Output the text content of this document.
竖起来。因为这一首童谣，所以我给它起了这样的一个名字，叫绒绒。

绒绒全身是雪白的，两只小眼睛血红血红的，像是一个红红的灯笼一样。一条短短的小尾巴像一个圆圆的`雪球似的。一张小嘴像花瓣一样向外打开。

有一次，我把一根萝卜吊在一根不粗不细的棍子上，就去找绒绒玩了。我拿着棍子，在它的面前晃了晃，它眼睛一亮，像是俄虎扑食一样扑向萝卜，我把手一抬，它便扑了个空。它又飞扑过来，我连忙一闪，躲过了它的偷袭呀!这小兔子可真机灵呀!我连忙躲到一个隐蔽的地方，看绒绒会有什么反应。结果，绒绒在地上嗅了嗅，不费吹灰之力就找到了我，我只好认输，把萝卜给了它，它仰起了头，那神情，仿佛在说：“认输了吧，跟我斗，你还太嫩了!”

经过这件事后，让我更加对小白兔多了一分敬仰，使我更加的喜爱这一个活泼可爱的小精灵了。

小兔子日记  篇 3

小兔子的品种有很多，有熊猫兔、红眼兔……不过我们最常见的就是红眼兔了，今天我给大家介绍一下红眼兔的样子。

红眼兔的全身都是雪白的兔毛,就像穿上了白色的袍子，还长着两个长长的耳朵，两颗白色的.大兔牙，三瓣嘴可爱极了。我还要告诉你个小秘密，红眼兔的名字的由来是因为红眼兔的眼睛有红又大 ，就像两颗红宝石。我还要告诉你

|---|

Exercise >>
Repeat the data above, word for word.

Exercise result >>
Output the text content of this document.
竖起来。因为这一首童谣，所以我给它起了这样的一个名字，叫绒绒。

绒绒全身是雪白的，两只小眼睛血红血红的，像是一个红红的灯笼一样。一条短短的小尾巴像一个圆圆的`雪球似的。一张小嘴像花瓣一样向外打开。

有一次，我把一根萝卜吊在一根不粗不细的棍子上，就去找绒绒玩了。我拿着棍子，在它的面前晃了晃，它眼睛一亮，像是俄虎扑食一样扑向萝卜，我把手一抬，它便扑了个空。它又飞扑过来，我连忙一闪，躲过了它的偷袭呀!这小兔子可真机灵呀!我连忙躲到一个隐蔽的地方，看绒绒会有什么反应。结果，绒绒在地上嗅了嗅，不费吹灰之力就找到了我，我只好认输，把萝卜给了它，它仰起了头，那神情，仿佛在说：“认输了吧，跟我斗，你还太嫩了!”

经过这件事后，让我更加对小白兔多了一分敬仰，使我更加的喜爱这一个活泼可爱的小精灵了。

小兔子日记  篇 3

小兔子的品种有很多，有熊猫兔、红眼兔……不过我们最常见的就是红眼兔了，今天我给大家介绍一下红眼兔的样子。

红眼兔的全身都是雪白的兔毛,就像穿上了白色的袍子，还长着两个长长的耳朵，两颗白色的.大兔牙，三瓣嘴可爱极了。我还要告诉你个小秘密，红眼兔的名字的由来是因为红眼兔的眼睛有红又大 ，就像两颗红宝石。我还要告诉你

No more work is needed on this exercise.